Document text records:

- - - - - - -

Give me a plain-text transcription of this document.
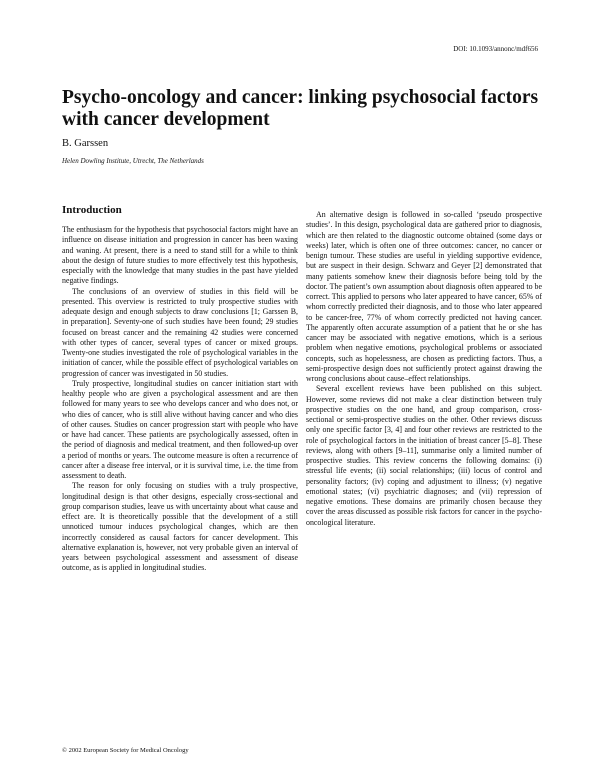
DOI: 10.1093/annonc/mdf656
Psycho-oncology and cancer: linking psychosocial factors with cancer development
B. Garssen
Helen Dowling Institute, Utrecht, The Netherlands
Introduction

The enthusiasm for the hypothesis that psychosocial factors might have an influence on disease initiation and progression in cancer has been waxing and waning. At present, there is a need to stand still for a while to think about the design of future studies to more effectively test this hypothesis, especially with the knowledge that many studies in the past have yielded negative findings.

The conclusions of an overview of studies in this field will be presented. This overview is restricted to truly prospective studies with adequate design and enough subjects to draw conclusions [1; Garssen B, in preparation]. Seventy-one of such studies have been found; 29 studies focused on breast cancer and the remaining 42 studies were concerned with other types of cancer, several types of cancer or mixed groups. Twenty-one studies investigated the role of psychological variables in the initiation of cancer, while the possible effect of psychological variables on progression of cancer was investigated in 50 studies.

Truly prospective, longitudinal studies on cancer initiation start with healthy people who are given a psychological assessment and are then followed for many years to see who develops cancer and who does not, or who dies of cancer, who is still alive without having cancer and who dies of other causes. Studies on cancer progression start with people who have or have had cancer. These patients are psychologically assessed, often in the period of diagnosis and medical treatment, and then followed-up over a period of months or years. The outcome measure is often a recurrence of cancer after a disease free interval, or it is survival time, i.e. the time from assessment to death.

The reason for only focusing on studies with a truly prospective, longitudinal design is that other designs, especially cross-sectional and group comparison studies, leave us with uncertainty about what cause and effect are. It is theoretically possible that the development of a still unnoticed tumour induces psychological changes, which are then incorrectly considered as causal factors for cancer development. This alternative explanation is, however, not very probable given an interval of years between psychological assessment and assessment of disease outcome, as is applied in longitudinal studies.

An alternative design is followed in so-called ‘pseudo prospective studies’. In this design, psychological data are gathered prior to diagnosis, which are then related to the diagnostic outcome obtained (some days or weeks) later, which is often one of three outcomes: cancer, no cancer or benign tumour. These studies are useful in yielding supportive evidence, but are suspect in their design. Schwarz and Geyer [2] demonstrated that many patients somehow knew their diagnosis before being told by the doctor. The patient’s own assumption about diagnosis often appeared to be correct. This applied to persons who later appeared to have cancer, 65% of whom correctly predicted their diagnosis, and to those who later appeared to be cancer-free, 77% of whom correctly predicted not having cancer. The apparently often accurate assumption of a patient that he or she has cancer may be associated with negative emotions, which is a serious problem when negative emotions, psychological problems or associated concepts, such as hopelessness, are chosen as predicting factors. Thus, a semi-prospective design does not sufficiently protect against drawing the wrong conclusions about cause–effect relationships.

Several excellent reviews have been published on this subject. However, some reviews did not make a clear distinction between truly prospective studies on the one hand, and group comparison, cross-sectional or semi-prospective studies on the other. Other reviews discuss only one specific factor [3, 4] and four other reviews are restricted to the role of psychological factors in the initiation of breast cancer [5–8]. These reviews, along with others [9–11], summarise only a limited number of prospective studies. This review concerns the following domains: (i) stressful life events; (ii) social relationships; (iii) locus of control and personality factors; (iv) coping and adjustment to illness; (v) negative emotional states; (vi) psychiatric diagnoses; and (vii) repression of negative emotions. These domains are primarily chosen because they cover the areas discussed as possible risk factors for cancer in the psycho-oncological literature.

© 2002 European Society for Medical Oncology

- - - - - - -

From the records above, count the lines in which the string "while" is found, and answer with the number alone.

Exercise answer: 2